• **Written request**:
Skip the pictures and extract all of the lines exactly as written.

• **Input**:

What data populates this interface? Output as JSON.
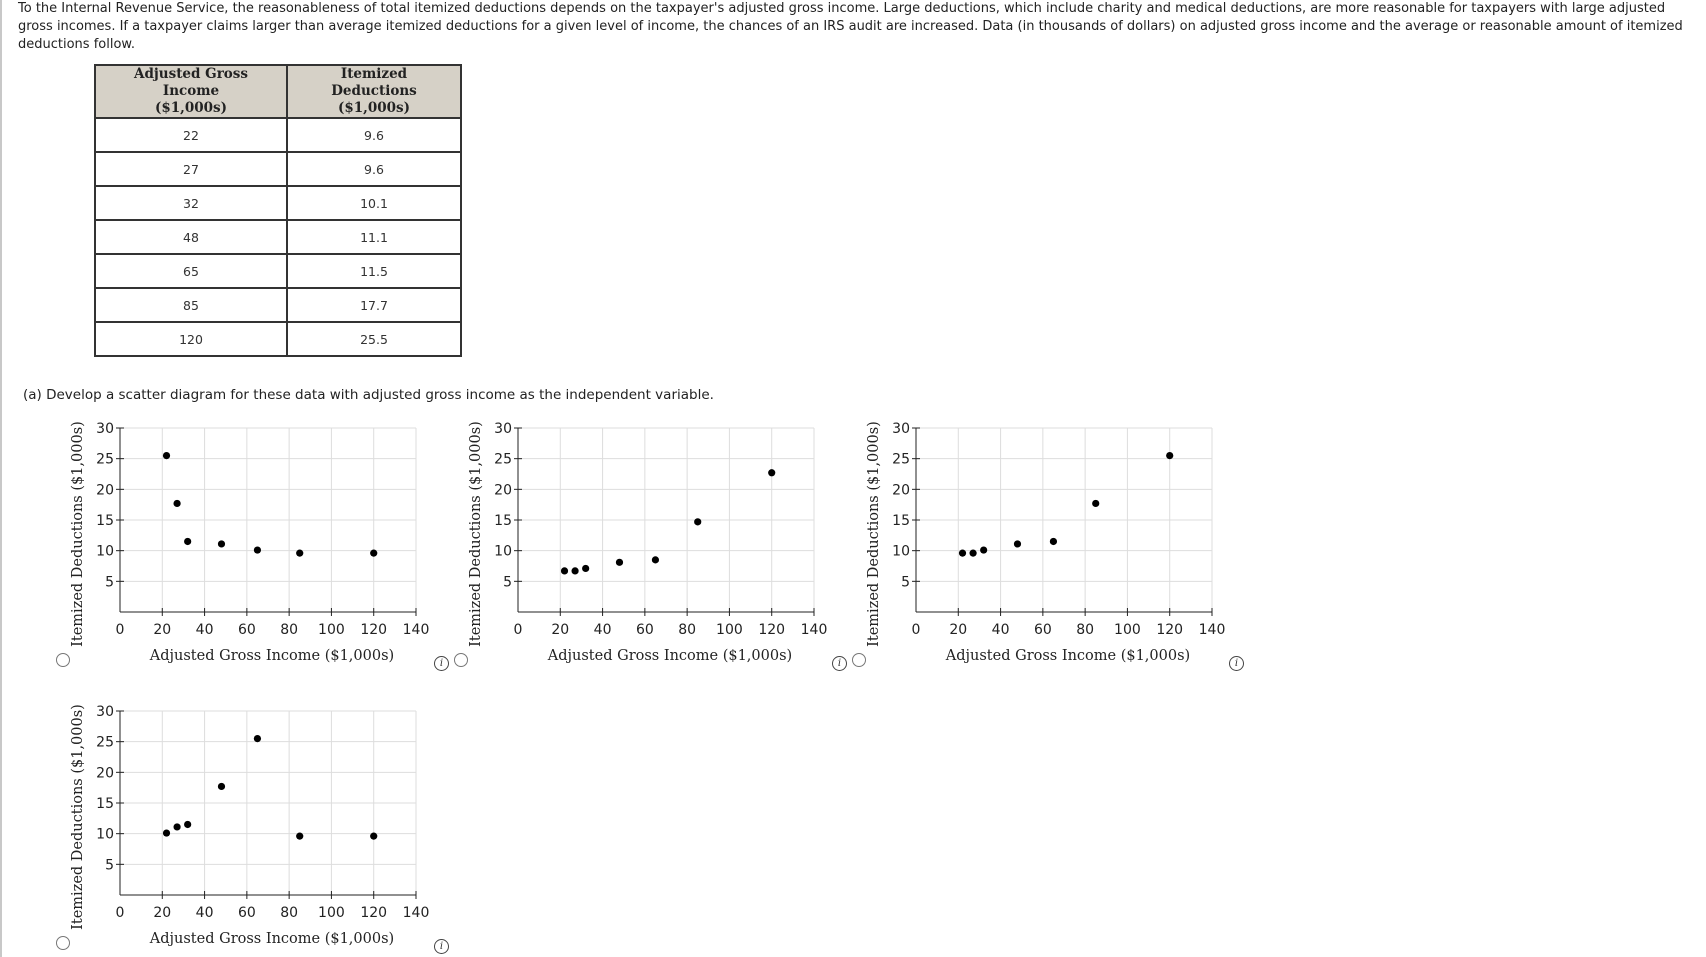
{
  "intro_text": "To the Internal Revenue Service, the reasonableness of total itemized deductions depends on the taxpayer's adjusted gross income. Large deductions, which include charity and medical deductions, are more reasonable for taxpayers with large adjusted gross incomes. If a taxpayer claims larger than average itemized deductions for a given level of income, the chances of an IRS audit are increased. Data (in thousands of dollars) on adjusted gross income and the average or reasonable amount of itemized deductions follow.",
  "table": {
    "headers": [
      {
        "line1": "Adjusted Gross Income",
        "line2": "($1,000s)"
      },
      {
        "line1": "Itemized Deductions",
        "line2": "($1,000s)"
      }
    ],
    "rows": [
      [
        "22",
        "9.6"
      ],
      [
        "27",
        "9.6"
      ],
      [
        "32",
        "10.1"
      ],
      [
        "48",
        "11.1"
      ],
      [
        "65",
        "11.5"
      ],
      [
        "85",
        "17.7"
      ],
      [
        "120",
        "25.5"
      ]
    ]
  },
  "question_a": "(a)  Develop a scatter diagram for these data with adjusted gross income as the independent variable.",
  "info_glyph": "i",
  "icons": {
    "option_radio": "radio-button",
    "info": "info-icon"
  },
  "chart_data": [
    {
      "type": "scatter",
      "xlabel": "Adjusted Gross Income ($1,000s)",
      "ylabel": "Itemized Deductions ($1,000s)",
      "xlim": [
        0,
        140
      ],
      "ylim": [
        0,
        30
      ],
      "xticks": [
        "0",
        "20",
        "40",
        "60",
        "80",
        "100",
        "120",
        "140"
      ],
      "yticks": [
        "5",
        "10",
        "15",
        "20",
        "25",
        "30"
      ],
      "grid": true,
      "points": [
        [
          22,
          25.5
        ],
        [
          27,
          17.7
        ],
        [
          32,
          11.5
        ],
        [
          48,
          11.1
        ],
        [
          65,
          10.1
        ],
        [
          85,
          9.6
        ],
        [
          120,
          9.6
        ]
      ]
    },
    {
      "type": "scatter",
      "xlabel": "Adjusted Gross Income ($1,000s)",
      "ylabel": "Itemized Deductions ($1,000s)",
      "xlim": [
        0,
        140
      ],
      "ylim": [
        0,
        30
      ],
      "xticks": [
        "0",
        "20",
        "40",
        "60",
        "80",
        "100",
        "120",
        "140"
      ],
      "yticks": [
        "5",
        "10",
        "15",
        "20",
        "25",
        "30"
      ],
      "grid": true,
      "points": [
        [
          22,
          6.7
        ],
        [
          27,
          6.7
        ],
        [
          32,
          7.1
        ],
        [
          48,
          8.1
        ],
        [
          65,
          8.5
        ],
        [
          85,
          14.7
        ],
        [
          120,
          22.7
        ]
      ]
    },
    {
      "type": "scatter",
      "xlabel": "Adjusted Gross Income ($1,000s)",
      "ylabel": "Itemized Deductions ($1,000s)",
      "xlim": [
        0,
        140
      ],
      "ylim": [
        0,
        30
      ],
      "xticks": [
        "0",
        "20",
        "40",
        "60",
        "80",
        "100",
        "120",
        "140"
      ],
      "yticks": [
        "5",
        "10",
        "15",
        "20",
        "25",
        "30"
      ],
      "grid": true,
      "points": [
        [
          22,
          9.6
        ],
        [
          27,
          9.6
        ],
        [
          32,
          10.1
        ],
        [
          48,
          11.1
        ],
        [
          65,
          11.5
        ],
        [
          85,
          17.7
        ],
        [
          120,
          25.5
        ]
      ]
    },
    {
      "type": "scatter",
      "xlabel": "Adjusted Gross Income ($1,000s)",
      "ylabel": "Itemized Deductions ($1,000s)",
      "xlim": [
        0,
        140
      ],
      "ylim": [
        0,
        30
      ],
      "xticks": [
        "0",
        "20",
        "40",
        "60",
        "80",
        "100",
        "120",
        "140"
      ],
      "yticks": [
        "5",
        "10",
        "15",
        "20",
        "25",
        "30"
      ],
      "grid": true,
      "points": [
        [
          22,
          10.1
        ],
        [
          27,
          11.1
        ],
        [
          32,
          11.5
        ],
        [
          48,
          17.7
        ],
        [
          65,
          25.5
        ],
        [
          85,
          9.6
        ],
        [
          120,
          9.6
        ]
      ]
    }
  ]
}
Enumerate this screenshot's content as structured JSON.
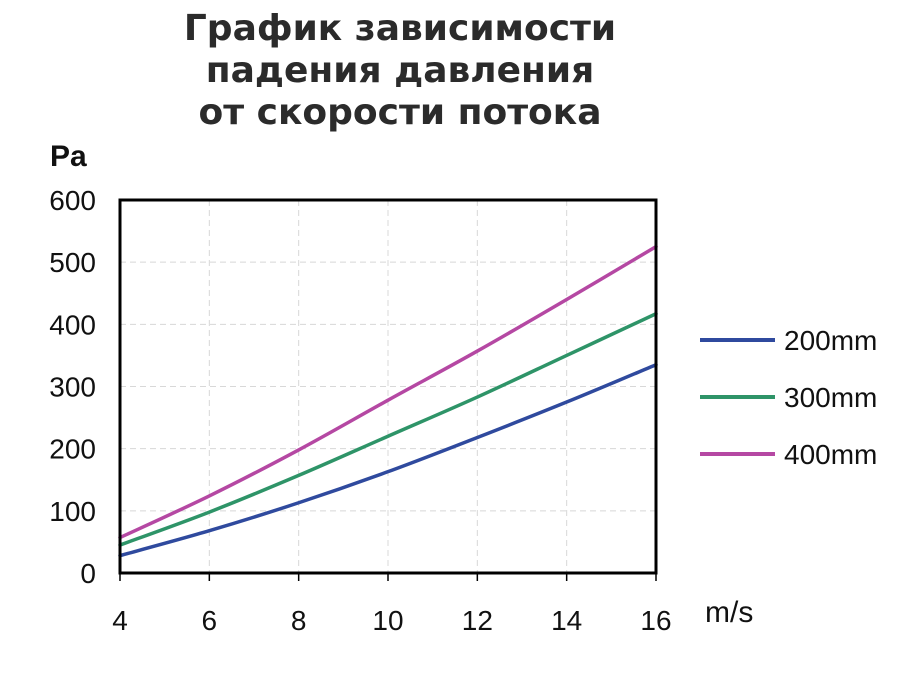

• **The result**:
What data populates this interface? Output as JSON.
{
  "intro_text": "To the Internal Revenue Service, the reasonableness of total itemized deductions depends on the taxpayer's adjusted gross income. Large deductions, which include charity and medical deductions, are more reasonable for taxpayers with large adjusted gross incomes. If a taxpayer claims larger than average itemized deductions for a given level of income, the chances of an IRS audit are increased. Data (in thousands of dollars) on adjusted gross income and the average or reasonable amount of itemized deductions follow.",
  "table": {
    "headers": [
      {
        "line1": "Adjusted Gross Income",
        "line2": "($1,000s)"
      },
      {
        "line1": "Itemized Deductions",
        "line2": "($1,000s)"
      }
    ],
    "rows": [
      [
        "22",
        "9.6"
      ],
      [
        "27",
        "9.6"
      ],
      [
        "32",
        "10.1"
      ],
      [
        "48",
        "11.1"
      ],
      [
        "65",
        "11.5"
      ],
      [
        "85",
        "17.7"
      ],
      [
        "120",
        "25.5"
      ]
    ]
  },
  "question_a": "(a)  Develop a scatter diagram for these data with adjusted gross income as the independent variable.",
  "info_glyph": "i",
  "icons": {
    "option_radio": "radio-button",
    "info": "info-icon"
  },
  "chart_data": [
    {
      "type": "scatter",
      "xlabel": "Adjusted Gross Income ($1,000s)",
      "ylabel": "Itemized Deductions ($1,000s)",
      "xlim": [
        0,
        140
      ],
      "ylim": [
        0,
        30
      ],
      "xticks": [
        "0",
        "20",
        "40",
        "60",
        "80",
        "100",
        "120",
        "140"
      ],
      "yticks": [
        "5",
        "10",
        "15",
        "20",
        "25",
        "30"
      ],
      "grid": true,
      "points": [
        [
          22,
          25.5
        ],
        [
          27,
          17.7
        ],
        [
          32,
          11.5
        ],
        [
          48,
          11.1
        ],
        [
          65,
          10.1
        ],
        [
          85,
          9.6
        ],
        [
          120,
          9.6
        ]
      ]
    },
    {
      "type": "scatter",
      "xlabel": "Adjusted Gross Income ($1,000s)",
      "ylabel": "Itemized Deductions ($1,000s)",
      "xlim": [
        0,
        140
      ],
      "ylim": [
        0,
        30
      ],
      "xticks": [
        "0",
        "20",
        "40",
        "60",
        "80",
        "100",
        "120",
        "140"
      ],
      "yticks": [
        "5",
        "10",
        "15",
        "20",
        "25",
        "30"
      ],
      "grid": true,
      "points": [
        [
          22,
          6.7
        ],
        [
          27,
          6.7
        ],
        [
          32,
          7.1
        ],
        [
          48,
          8.1
        ],
        [
          65,
          8.5
        ],
        [
          85,
          14.7
        ],
        [
          120,
          22.7
        ]
      ]
    },
    {
      "type": "scatter",
      "xlabel": "Adjusted Gross Income ($1,000s)",
      "ylabel": "Itemized Deductions ($1,000s)",
      "xlim": [
        0,
        140
      ],
      "ylim": [
        0,
        30
      ],
      "xticks": [
        "0",
        "20",
        "40",
        "60",
        "80",
        "100",
        "120",
        "140"
      ],
      "yticks": [
        "5",
        "10",
        "15",
        "20",
        "25",
        "30"
      ],
      "grid": true,
      "points": [
        [
          22,
          9.6
        ],
        [
          27,
          9.6
        ],
        [
          32,
          10.1
        ],
        [
          48,
          11.1
        ],
        [
          65,
          11.5
        ],
        [
          85,
          17.7
        ],
        [
          120,
          25.5
        ]
      ]
    },
    {
      "type": "scatter",
      "xlabel": "Adjusted Gross Income ($1,000s)",
      "ylabel": "Itemized Deductions ($1,000s)",
      "xlim": [
        0,
        140
      ],
      "ylim": [
        0,
        30
      ],
      "xticks": [
        "0",
        "20",
        "40",
        "60",
        "80",
        "100",
        "120",
        "140"
      ],
      "yticks": [
        "5",
        "10",
        "15",
        "20",
        "25",
        "30"
      ],
      "grid": true,
      "points": [
        [
          22,
          10.1
        ],
        [
          27,
          11.1
        ],
        [
          32,
          11.5
        ],
        [
          48,
          17.7
        ],
        [
          65,
          25.5
        ],
        [
          85,
          9.6
        ],
        [
          120,
          9.6
        ]
      ]
    }
  ]
}
Enumerate this screenshot's content as structured JSON.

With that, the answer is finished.